---------- Document section
# The Warmbag by Staywoods



## bowtech dually (Mar 10, 2003)

Very similar to the Canadian Cocoon !!

BD


----------



## Illinois59 (Jan 12, 2009)

We have a video posted on Youtube. Just type in "Staywoods" and you will be able watch it. 

We have not yet established a price but we are looking at around $199 hopefully. We want to make it affordable to almost everyone.

We will have sizes for women and children.

100% lifetime warranty against defects in material or workmanship. If we can't repair it we will replace it.

We are working with ASAT presently on a licensing agreement. 

The website will not be active until we have the pricing established.

Here is a pic and some info. If you have any questions please feel free to shoot me a pm.

Any comments or suggestions are greatly appreciated.











Features / Benefits


Realtree AP HD camo - Blends into many different environments
Erases the human outline


Waterproof, windproof, 4-way stretch, soft shell outer fabric - Lightweight, non bulky, quiet, soft, warm, dry


Polartec® fleece liner - Lightweight, non bulky, soft, warm.


Large interior pockets - Store calls, snacks, 4 way radio, etc…


Outer chest pocket with tag loop - Holds rangefinder or binoculars in place.
--------------------
---------- Supplied material
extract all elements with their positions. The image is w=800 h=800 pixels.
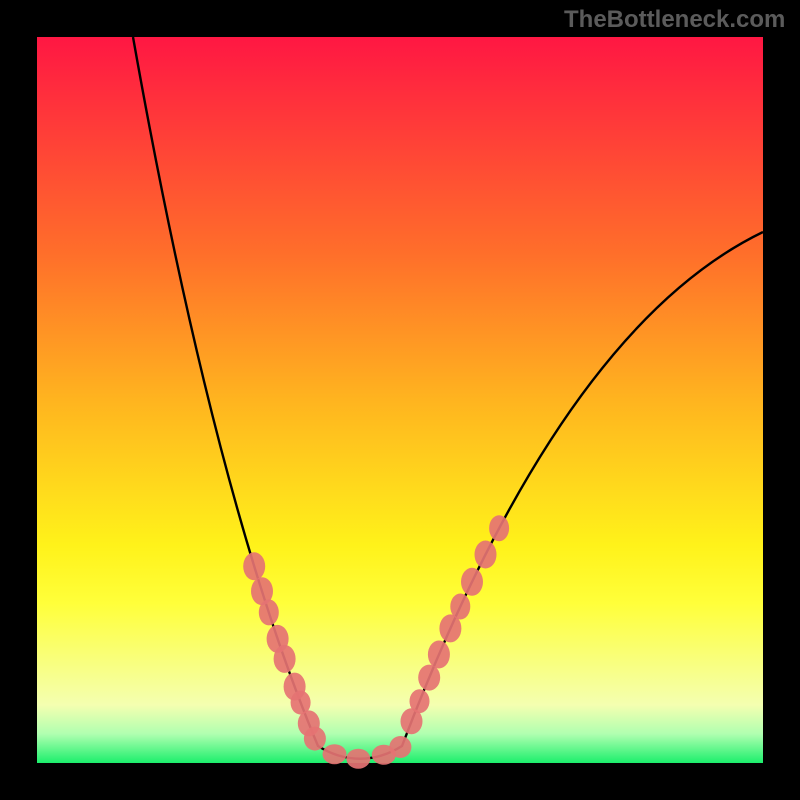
data-marker [243,552,265,580]
data-marker [450,594,470,620]
data-marker [410,689,430,713]
data-marker [428,641,450,669]
data-marker [304,727,326,751]
data-marker [389,736,411,758]
data-marker [259,599,279,625]
data-marker [489,515,509,541]
chart-frame: TheBottleneck.com [0,0,800,800]
data-marker [418,665,440,691]
data-marker [274,645,296,673]
data-marker [346,749,370,769]
data-marker [475,541,497,569]
data-marker [461,568,483,596]
bottleneck-curve [0,0,800,800]
data-marker [323,744,347,764]
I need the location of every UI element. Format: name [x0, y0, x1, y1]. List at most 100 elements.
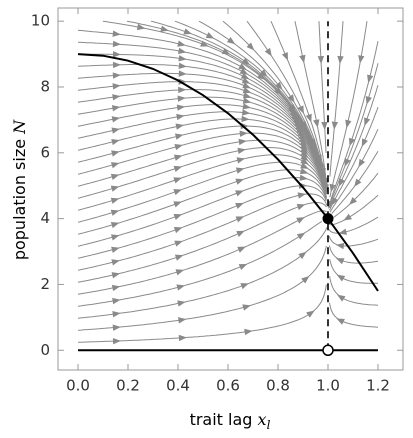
--------------------
◆ Short task 1
In the Warmbag forum thread, what price does Illinois59 hope to charge?
◆ Short task 2
Extract every line of the listing that contains the string "elements".

◆ Correct answer 1
Around $199.

◆ Correct answer 2
extract all elements with their positions. The image is w=800 h=800 pixels.
I need the location of every UI element. Format: name [x0, y0, x1, y1]. List at most 100 elements.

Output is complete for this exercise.